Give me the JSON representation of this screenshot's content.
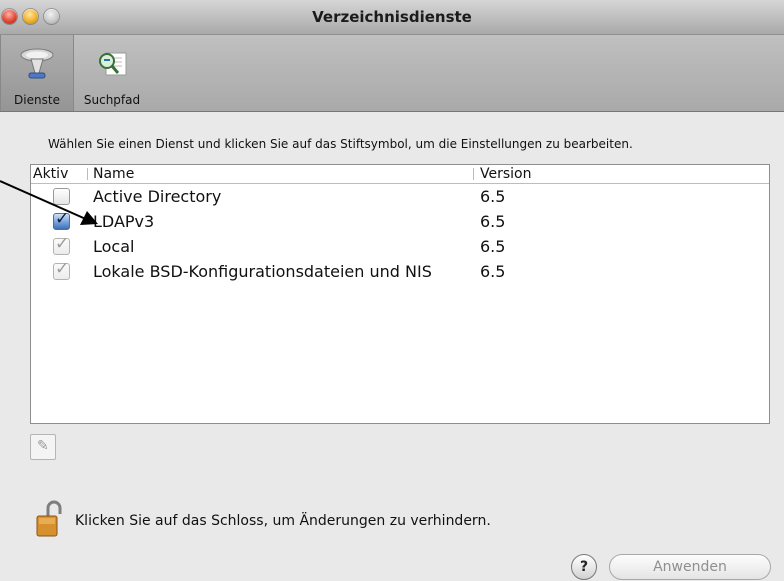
{
  "window": {
    "title": "Verzeichnisdienste"
  },
  "toolbar": {
    "items": [
      {
        "label": "Dienste",
        "icon": "directory-services-icon",
        "selected": true
      },
      {
        "label": "Suchpfad",
        "icon": "search-path-icon",
        "selected": false
      }
    ]
  },
  "main": {
    "instruction": "Wählen Sie einen Dienst und klicken Sie auf das Stiftsymbol, um die Einstellungen zu bearbeiten.",
    "table": {
      "columns": [
        "Aktiv",
        "Name",
        "Version"
      ],
      "rows": [
        {
          "active": "unchecked",
          "name": "Active Directory",
          "version": "6.5"
        },
        {
          "active": "checked",
          "name": "LDAPv3",
          "version": "6.5"
        },
        {
          "active": "checked-disabled",
          "name": "Local",
          "version": "6.5"
        },
        {
          "active": "checked-disabled",
          "name": "Lokale BSD-Konfigurationsdateien und NIS",
          "version": "6.5"
        }
      ]
    },
    "edit_icon": "pencil-icon"
  },
  "footer": {
    "lock_text": "Klicken Sie auf das Schloss, um Änderungen zu verhindern.",
    "help_label": "?",
    "apply_label": "Anwenden"
  },
  "colors": {
    "checkbox_blue": "#6f9bd9",
    "disabled_text": "#8f8f8f"
  }
}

§

Aim -
Copy all the records above exactly, but leave out the pictures.

Exercise result -
Give me the JSON representation of this screenshot's content.
{
  "window": {
    "title": "Verzeichnisdienste"
  },
  "toolbar": {
    "items": [
      {
        "label": "Dienste",
        "icon": "directory-services-icon",
        "selected": true
      },
      {
        "label": "Suchpfad",
        "icon": "search-path-icon",
        "selected": false
      }
    ]
  },
  "main": {
    "instruction": "Wählen Sie einen Dienst und klicken Sie auf das Stiftsymbol, um die Einstellungen zu bearbeiten.",
    "table": {
      "columns": [
        "Aktiv",
        "Name",
        "Version"
      ],
      "rows": [
        {
          "active": "unchecked",
          "name": "Active Directory",
          "version": "6.5"
        },
        {
          "active": "checked",
          "name": "LDAPv3",
          "version": "6.5"
        },
        {
          "active": "checked-disabled",
          "name": "Local",
          "version": "6.5"
        },
        {
          "active": "checked-disabled",
          "name": "Lokale BSD-Konfigurationsdateien und NIS",
          "version": "6.5"
        }
      ]
    },
    "edit_icon": "pencil-icon"
  },
  "footer": {
    "lock_text": "Klicken Sie auf das Schloss, um Änderungen zu verhindern.",
    "help_label": "?",
    "apply_label": "Anwenden"
  },
  "colors": {
    "checkbox_blue": "#6f9bd9",
    "disabled_text": "#8f8f8f"
  }
}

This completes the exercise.